__Work required__:
Return the lines of the listing exactly as they appear, from the line with "section-hidden-no-radio[interactable] <box>528 406" up to and including the line with "shading-icon[interactable] <box>482 48".

__Records for this task__:
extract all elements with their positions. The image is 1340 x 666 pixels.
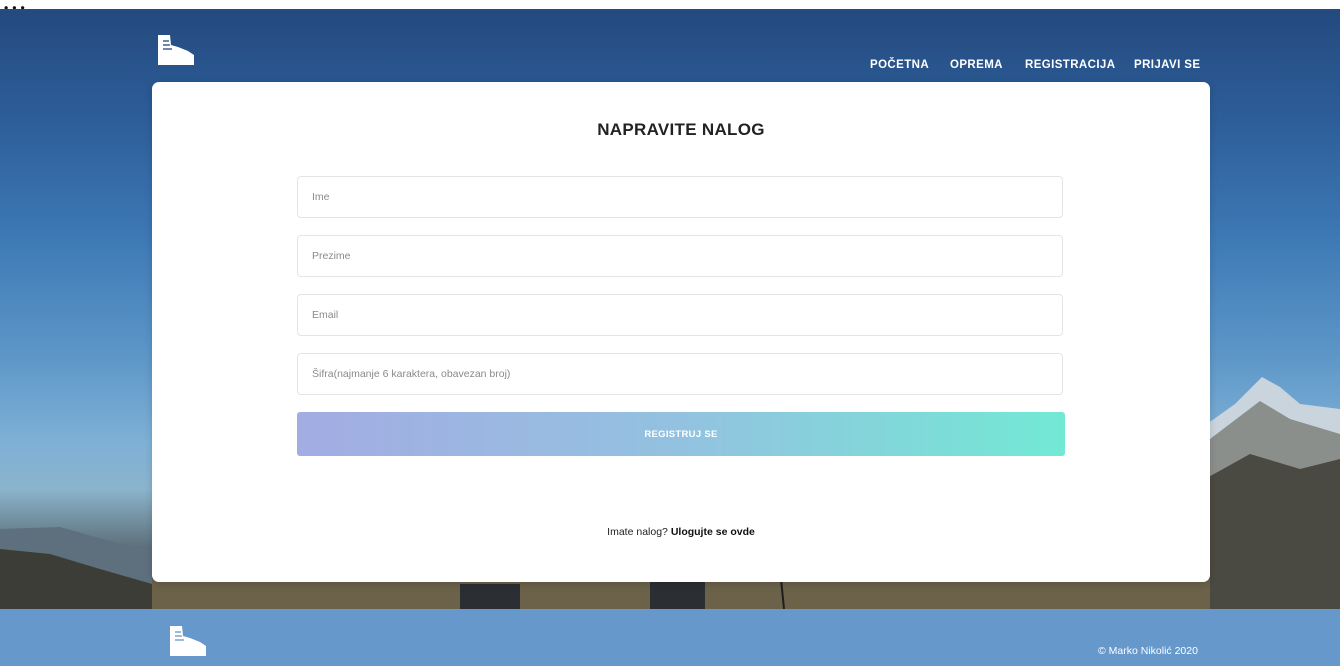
nav-item-prijavi-se[interactable]: PRIJAVI SE (1134, 59, 1200, 71)
main-nav: POČETNA OPREMA REGISTRACIJA PRIJAVI SE (0, 59, 1340, 77)
password-input[interactable] (297, 353, 1063, 395)
login-prompt-line: Imate nalog? Ulogujte se ovde (152, 526, 1210, 538)
top-strip-text: ... (2, 0, 27, 9)
hiking-boot-icon (170, 626, 206, 656)
email-input[interactable] (297, 294, 1063, 336)
login-prompt-text: Imate nalog? (607, 526, 668, 538)
registration-card: NAPRAVITE NALOG REGISTRUJ SE Imate nalog… (152, 82, 1210, 582)
first-name-input[interactable] (297, 176, 1063, 218)
nav-item-oprema[interactable]: OPREMA (950, 59, 1003, 71)
login-link[interactable]: Ulogujte se ovde (671, 526, 755, 538)
nav-item-pocetna[interactable]: POČETNA (870, 59, 929, 71)
nav-item-registracija[interactable]: REGISTRACIJA (1025, 59, 1115, 71)
last-name-input[interactable] (297, 235, 1063, 277)
footer: © Marko Nikolić 2020 (0, 609, 1340, 666)
top-strip: ... (0, 0, 1340, 9)
copyright-text: © Marko Nikolić 2020 (1098, 645, 1198, 657)
form-title: NAPRAVITE NALOG (597, 120, 765, 139)
register-button[interactable]: REGISTRUJ SE (297, 412, 1065, 456)
hero-background: POČETNA OPREMA REGISTRACIJA PRIJAVI SE N… (0, 9, 1340, 609)
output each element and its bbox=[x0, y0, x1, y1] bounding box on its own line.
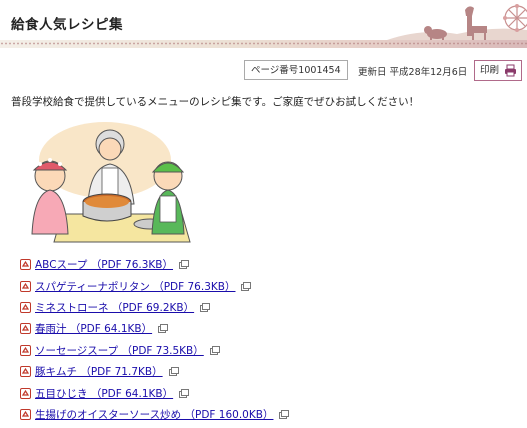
external-link-icon bbox=[200, 302, 211, 312]
pdf-icon bbox=[20, 408, 31, 420]
external-link-icon bbox=[279, 409, 290, 419]
recipe-item: スパゲティーナポリタン （PDF 76.3KB） bbox=[20, 275, 289, 296]
external-link-icon bbox=[179, 260, 190, 270]
print-button-label: 印刷 bbox=[480, 65, 500, 76]
print-button[interactable]: 印刷 bbox=[474, 60, 522, 81]
recipe-link[interactable]: スパゲティーナポリタン （PDF 76.3KB） bbox=[35, 279, 235, 294]
cooking-illustration bbox=[31, 122, 191, 243]
external-link-icon bbox=[168, 367, 179, 377]
recipe-item: 春雨汁 （PDF 64.1KB） bbox=[20, 318, 289, 339]
page-number: ページ番号1001454 bbox=[244, 60, 348, 80]
pdf-icon bbox=[20, 280, 31, 292]
page-title: 給食人気レシピ集 bbox=[11, 17, 123, 33]
recipe-item: 生揚げのオイスターソース炒め （PDF 160.0KB） bbox=[20, 404, 290, 425]
external-link-icon bbox=[158, 324, 169, 334]
recipe-link[interactable]: 生揚げのオイスターソース炒め （PDF 160.0KB） bbox=[35, 407, 273, 422]
recipe-item: 豚キムチ （PDF 71.7KB） bbox=[20, 361, 289, 382]
recipe-item: ABCスープ （PDF 76.3KB） bbox=[20, 254, 289, 275]
recipe-link[interactable]: ABCスープ （PDF 76.3KB） bbox=[35, 257, 173, 272]
recipe-link[interactable]: ソーセージスープ （PDF 73.5KB） bbox=[35, 343, 204, 358]
recipe-item: 五目ひじき （PDF 64.1KB） bbox=[20, 382, 289, 403]
external-link-icon bbox=[241, 281, 252, 291]
recipe-list: ABCスープ （PDF 76.3KB） スパゲティーナポリタン （PDF 76.… bbox=[20, 254, 290, 425]
recipe-link[interactable]: 豚キムチ （PDF 71.7KB） bbox=[35, 364, 163, 379]
pdf-icon bbox=[20, 387, 31, 399]
updated-date: 更新日 平成28年12月6日 bbox=[358, 67, 468, 78]
pdf-icon bbox=[20, 301, 31, 313]
pdf-icon bbox=[20, 366, 31, 378]
pdf-icon bbox=[20, 323, 31, 335]
external-link-icon bbox=[179, 388, 190, 398]
header-dots bbox=[0, 42, 527, 45]
page-meta: ページ番号1001454 更新日 平成28年12月6日 印刷 bbox=[0, 60, 527, 82]
printer-icon bbox=[505, 64, 516, 77]
recipe-link[interactable]: 春雨汁 （PDF 64.1KB） bbox=[35, 321, 152, 336]
page-header: 給食人気レシピ集 bbox=[0, 0, 527, 48]
external-link-icon bbox=[209, 345, 220, 355]
recipe-link[interactable]: ミネストローネ （PDF 69.2KB） bbox=[35, 300, 194, 315]
recipe-item: ソーセージスープ （PDF 73.5KB） bbox=[20, 340, 289, 361]
pdf-icon bbox=[20, 259, 31, 271]
recipe-link[interactable]: 五目ひじき （PDF 64.1KB） bbox=[35, 386, 173, 401]
pdf-icon bbox=[20, 344, 31, 356]
intro-text: 普段学校給食で提供しているメニューのレシピ集です。ご家庭でぜひお試しください！ bbox=[11, 96, 420, 108]
recipe-item: ミネストローネ （PDF 69.2KB） bbox=[20, 297, 289, 318]
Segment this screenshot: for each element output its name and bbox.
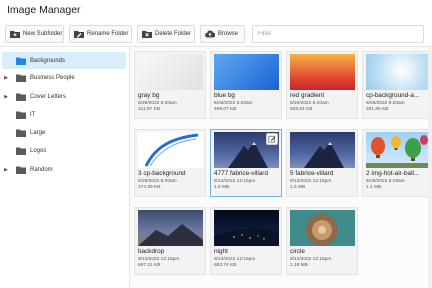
app-title: Image Manager [7,4,81,16]
image-thumbnail [366,54,431,90]
edit-image-button[interactable] [266,133,278,145]
image-size: 281.85 KB [366,107,389,112]
image-date: 9/13/2022 12:15pm [290,179,332,184]
folder-icon [16,57,26,65]
browse-button[interactable]: Browse [200,25,245,43]
sidebar-item-logos[interactable]: Logos [2,142,126,159]
sidebar-item-label: Random [30,166,53,173]
folder-icon [16,74,26,82]
image-size: 883.74 KB [214,263,237,268]
image-name: gray bg [138,92,160,99]
image-date: 6/29/2022 8:20am [138,179,177,184]
delete-folder-label: Delete Folder [155,31,192,37]
image-date: 6/29/2022 8:20am [138,101,177,106]
image-size: 174.39 KB [138,185,161,190]
image-card[interactable]: backdrop 9/13/2022 12:15pm 697.21 KB [134,207,206,275]
image-thumbnail [138,210,203,246]
image-size: 211.87 KB [138,107,161,112]
image-thumbnail [214,54,279,90]
folder-plus-icon [10,31,20,38]
image-date: 6/29/2022 8:20am [214,101,253,106]
pencil-icon [268,135,276,143]
folder-icon [16,147,26,155]
image-date: 9/13/2022 12:15pm [214,257,256,262]
image-card[interactable]: 5 fabrice-villard 9/13/2022 12:15pm 1.5 … [286,129,358,197]
new-subfolder-button[interactable]: New Subfolder [5,25,64,43]
sidebar-item-random[interactable]: ▶ Random [2,161,126,178]
folder-tree: Backgrounds ▶ Business People ▶ Cover Le… [0,47,130,288]
chevron-right-icon[interactable]: ▶ [2,94,10,100]
image-date: 9/13/2022 12:15pm [290,257,332,262]
image-name: 2 img-hot-air-ball... [366,170,420,177]
cloud-upload-icon [205,30,215,38]
sidebar-item-cover-letters[interactable]: ▶ Cover Letters [2,88,126,105]
image-thumbnail [290,210,355,246]
image-card[interactable]: gray bg 6/29/2022 8:20am 211.87 KB [134,51,206,119]
image-name: night [214,248,228,255]
image-thumbnail [214,210,279,246]
image-date: 9/13/2022 12:15pm [138,257,180,262]
image-card[interactable]: cp-background-a... 6/29/2022 8:20am 281.… [362,51,432,119]
chevron-right-icon[interactable]: ▶ [2,167,10,173]
image-size: 1.1 MB [366,185,382,190]
sidebar-item-backgrounds[interactable]: Backgrounds [2,52,126,69]
image-name: cp-background-a... [366,92,420,99]
sidebar-item-label: Cover Letters [30,93,67,100]
image-card[interactable]: 3 cp-background 6/29/2022 8:20am 174.39 … [134,129,206,197]
sidebar-item-label: Business People [30,74,75,81]
sidebar-item-label: IT [30,111,36,118]
sidebar-item-label: Logos [30,147,47,154]
image-size: 1.5 MB [214,185,230,190]
folder-icon [16,129,26,137]
rename-folder-label: Rename Folder [87,31,129,37]
image-size: 1.5 MB [290,185,306,190]
image-thumbnail [138,54,203,90]
image-thumbnail [290,54,355,90]
folder-delete-icon [142,31,152,38]
image-size: 1.18 MB [290,263,308,268]
image-date: 6/29/2022 8:20am [366,101,405,106]
image-name: 3 cp-background [138,170,186,177]
image-name: 5 fabrice-villard [290,170,334,177]
folder-icon [16,166,26,174]
rename-folder-button[interactable]: Rename Folder [69,25,132,43]
image-card[interactable]: circle 9/13/2022 12:15pm 1.18 MB [286,207,358,275]
sidebar-item-business-people[interactable]: ▶ Business People [2,69,126,86]
image-thumbnail [138,132,203,168]
new-subfolder-label: New Subfolder [23,31,63,37]
image-card[interactable]: 4777 fabrice-villard 9/13/2022 12:15pm 1… [210,129,282,197]
image-thumbnail [290,132,355,168]
image-card[interactable]: blue bg 6/29/2022 8:20am 499.07 KB [210,51,282,119]
image-name: blue bg [214,92,235,99]
image-name: backdrop [138,248,165,255]
image-size: 697.21 KB [138,263,161,268]
image-date: 6/29/2022 8:19am [366,179,405,184]
image-card[interactable]: night 9/13/2022 12:15pm 883.74 KB [210,207,282,275]
sidebar-item-large[interactable]: Large [2,124,126,141]
browse-label: Browse [218,31,239,37]
image-date: 9/13/2022 12:15pm [214,179,256,184]
image-name: 4777 fabrice-villard [214,170,268,177]
sidebar-item-label: Backgrounds [30,57,66,64]
folder-icon [16,111,26,119]
image-name: circle [290,248,305,255]
folder-edit-icon [74,31,84,38]
sidebar-item-it[interactable]: IT [2,106,126,123]
image-card[interactable]: 2 img-hot-air-ball... 6/29/2022 8:19am 1… [362,129,432,197]
image-card[interactable]: red gradient 6/29/2022 8:20am 508.54 KB [286,51,358,119]
sidebar-item-label: Large [30,129,46,136]
image-name: red gradient [290,92,325,99]
image-date: 6/29/2022 8:20am [290,101,329,106]
filter-input[interactable] [252,25,424,43]
image-size: 499.07 KB [214,107,237,112]
image-grid: gray bg 6/29/2022 8:20am 211.87 KB blue … [130,47,432,288]
image-size: 508.54 KB [290,107,313,112]
delete-folder-button[interactable]: Delete Folder [137,25,195,43]
image-thumbnail [366,132,431,168]
folder-icon [16,93,26,101]
grid-scrollbar[interactable] [428,47,432,288]
chevron-right-icon[interactable]: ▶ [2,75,10,81]
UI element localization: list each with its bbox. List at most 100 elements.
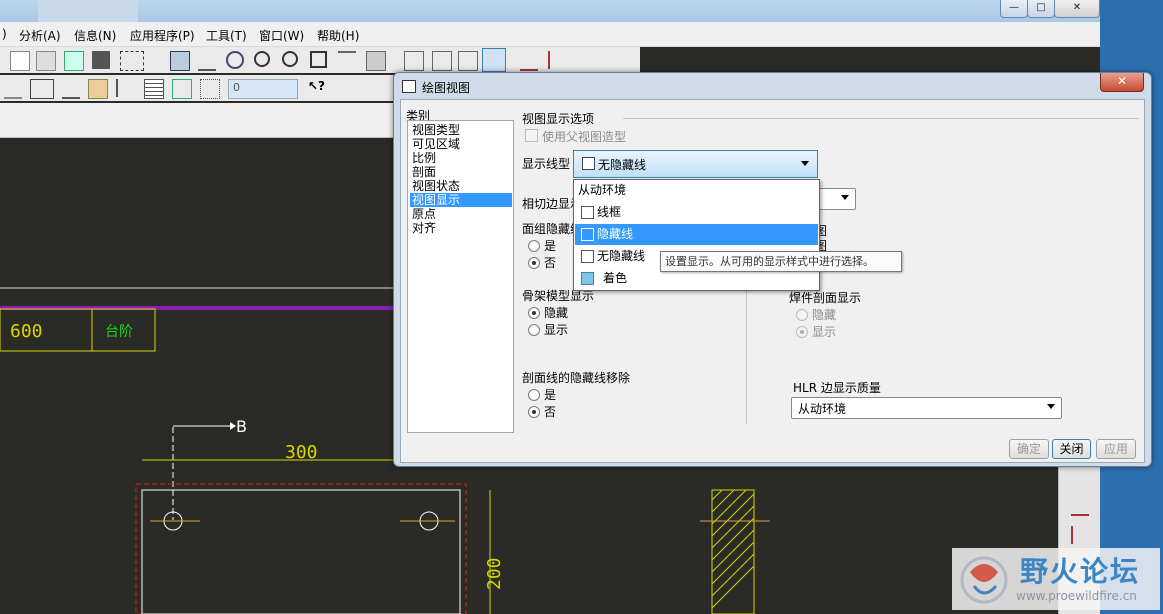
section-hidden-no-radio[interactable] <box>528 406 540 418</box>
menu-help[interactable]: 帮助(H) <box>317 27 359 44</box>
category-scale[interactable]: 比例 <box>410 151 512 165</box>
section-hidden-yes-radio[interactable] <box>528 389 540 401</box>
attach-icon[interactable] <box>116 79 136 97</box>
paste-icon[interactable] <box>10 51 30 71</box>
option-follow-env[interactable]: 从动环境 <box>575 180 818 201</box>
no-hidden-line-icon <box>581 250 594 263</box>
dialog-close-button[interactable]: ✕ <box>1100 73 1144 92</box>
skeleton-show-radio[interactable] <box>528 324 540 336</box>
shading-icon[interactable] <box>482 48 506 72</box>
hlr-quality-value: 从动环境 <box>798 402 847 416</box>
ok-button[interactable]: 确定 <box>1009 439 1049 459</box>
grid-icon[interactable] <box>200 79 220 99</box>
wireframe-icon <box>581 206 594 219</box>
category-view-display[interactable]: 视图显示 <box>410 193 512 207</box>
part-outline <box>141 489 461 614</box>
menu-info[interactable]: 信息(N) <box>74 27 116 44</box>
spin-icon[interactable] <box>226 51 244 69</box>
watermark: 野火论坛 www.proewildfire.cn <box>952 548 1160 610</box>
update-table-icon[interactable] <box>172 79 192 99</box>
menu-applications[interactable]: 应用程序(P) <box>130 27 195 44</box>
chevron-down-icon <box>801 161 809 166</box>
use-parent-label: 使用父视图造型 <box>542 130 627 144</box>
datum-axis-icon[interactable] <box>1071 526 1091 544</box>
skeleton-show-label: 显示 <box>544 323 569 337</box>
binoculars-icon[interactable] <box>92 51 110 69</box>
category-section[interactable]: 剖面 <box>410 165 512 179</box>
section-view <box>711 489 755 614</box>
face-hidden-yes-label: 是 <box>544 239 557 253</box>
window-close-button[interactable]: ✕ <box>1054 0 1100 18</box>
close-button[interactable]: 关闭 <box>1052 439 1091 459</box>
option-hidden-line[interactable]: 隐藏线 <box>575 224 818 245</box>
apply-button[interactable]: 应用 <box>1096 439 1136 459</box>
watermark-title: 野火论坛 <box>1020 555 1141 588</box>
weld-hide-radio[interactable] <box>796 309 808 321</box>
spinner-value: 0 <box>233 81 240 94</box>
dim-300: 300 <box>285 442 318 463</box>
menu-bar: ) 分析(A) 信息(N) 应用程序(P) 工具(T) 窗口(W) 帮助(H) <box>0 22 1100 47</box>
taskbar-icons <box>38 0 138 22</box>
datum-plane-icon[interactable] <box>1071 496 1089 516</box>
menu-analysis[interactable]: 分析(A) <box>19 27 61 44</box>
symbol-icon[interactable] <box>62 79 80 99</box>
view-icon[interactable] <box>170 51 190 71</box>
select-box-icon[interactable] <box>120 51 144 71</box>
zoom-out-icon[interactable] <box>282 51 298 67</box>
skeleton-hide-radio[interactable] <box>528 307 540 319</box>
wireframe-icon[interactable] <box>404 51 424 71</box>
datum-axis-icon[interactable] <box>548 51 568 69</box>
toolbar-display <box>400 47 640 73</box>
category-origin[interactable]: 原点 <box>410 207 512 221</box>
datum-point-icon[interactable] <box>576 51 594 69</box>
category-view-state[interactable]: 视图状态 <box>410 179 512 193</box>
coord-sys-icon[interactable] <box>602 51 620 69</box>
layers-icon[interactable] <box>366 51 386 71</box>
menu-window[interactable]: 窗口(W) <box>259 27 304 44</box>
line-style-value: 无隐藏线 <box>598 158 647 172</box>
orient-icon[interactable] <box>338 51 356 71</box>
refit-icon[interactable] <box>310 51 327 68</box>
tooltip: 设置显示。从可用的显示样式中进行选择。 <box>660 251 902 272</box>
weld-show-radio[interactable] <box>796 326 808 338</box>
hlr-quality-select[interactable]: 从动环境 <box>791 397 1062 419</box>
section-hidden-yes-label: 是 <box>544 388 557 402</box>
datum-icon[interactable] <box>198 51 216 71</box>
category-view-type[interactable]: 视图类型 <box>410 123 512 137</box>
spinner-input[interactable]: 0 <box>228 79 298 99</box>
maximize-button[interactable]: □ <box>1027 0 1055 18</box>
no-hidden-icon[interactable] <box>458 51 478 71</box>
line-style-select[interactable]: 无隐藏线 <box>573 150 818 178</box>
hidden-line-icon[interactable] <box>432 51 452 71</box>
title-cell-text: 台阶 <box>105 324 133 340</box>
text-icon[interactable] <box>30 79 54 99</box>
option-hidden-line-label: 隐藏线 <box>597 227 634 241</box>
hatch <box>711 489 755 609</box>
weld-show-label: 显示 <box>812 325 837 339</box>
regenerate-icon[interactable] <box>64 51 84 71</box>
drawing-view-dialog: 绘图视图 ✕ 类别 视图类型 可见区域 比例 剖面 视图状态 视图显示 原点 对… <box>393 72 1152 467</box>
face-hidden-yes-radio[interactable] <box>528 240 540 252</box>
section-label: B <box>236 417 247 436</box>
folder-icon[interactable] <box>88 79 108 99</box>
menu-item-partial[interactable]: ) <box>2 27 7 41</box>
line-tool-icon[interactable] <box>4 79 22 99</box>
category-alignment[interactable]: 对齐 <box>410 221 512 235</box>
category-list: 视图类型 可见区域 比例 剖面 视图状态 视图显示 原点 对齐 <box>407 120 514 433</box>
context-help-icon[interactable]: ↖? <box>308 79 326 97</box>
hidden-line-icon <box>581 228 594 241</box>
category-visible-area[interactable]: 可见区域 <box>410 137 512 151</box>
zoom-in-icon[interactable] <box>254 51 270 67</box>
table-icon[interactable] <box>144 79 164 99</box>
face-hidden-no-radio[interactable] <box>528 257 540 269</box>
option-wireframe-label: 线框 <box>597 205 622 219</box>
option-wireframe[interactable]: 线框 <box>575 202 818 223</box>
dialog-title: 绘图视图 <box>422 81 471 95</box>
datum-plane-icon[interactable] <box>520 51 538 71</box>
menu-tools[interactable]: 工具(T) <box>206 27 247 44</box>
minimize-button[interactable]: — <box>1000 0 1028 18</box>
skeleton-hide-label: 隐藏 <box>544 306 569 320</box>
paste-special-icon[interactable] <box>36 51 56 71</box>
use-parent-checkbox[interactable] <box>525 129 538 142</box>
dim-200: 200 <box>484 557 505 590</box>
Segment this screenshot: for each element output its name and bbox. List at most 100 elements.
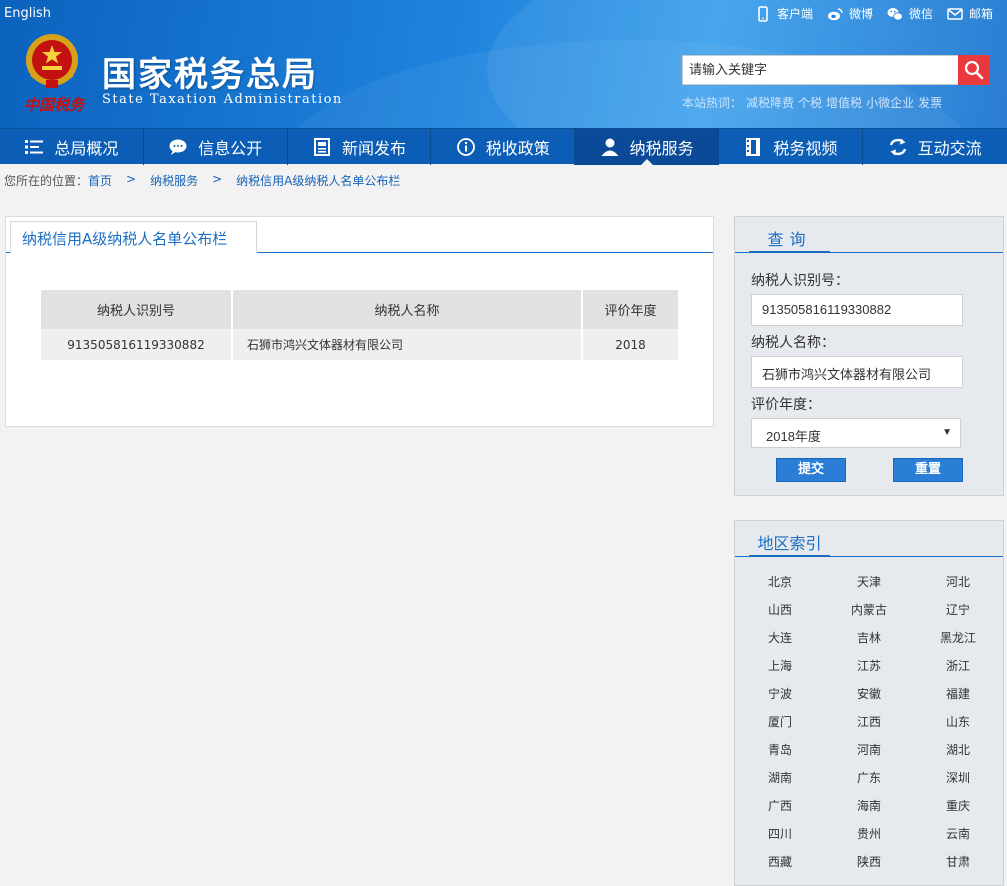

__Response__:
section-hidden-no-radio[interactable] <box>528 406 540 418</box>
menu-help[interactable]: 帮助(H) <box>317 27 359 44</box>
category-scale[interactable]: 比例 <box>410 151 512 165</box>
section-hidden-yes-radio[interactable] <box>528 389 540 401</box>
attach-icon[interactable] <box>116 79 136 97</box>
paste-icon[interactable] <box>10 51 30 71</box>
option-follow-env[interactable]: 从动环境 <box>575 180 818 201</box>
no-hidden-line-icon <box>581 250 594 263</box>
dialog-close-button[interactable]: ✕ <box>1100 73 1144 92</box>
skeleton-show-radio[interactable] <box>528 324 540 336</box>
shading-icon[interactable] <box>482 48 506 72</box>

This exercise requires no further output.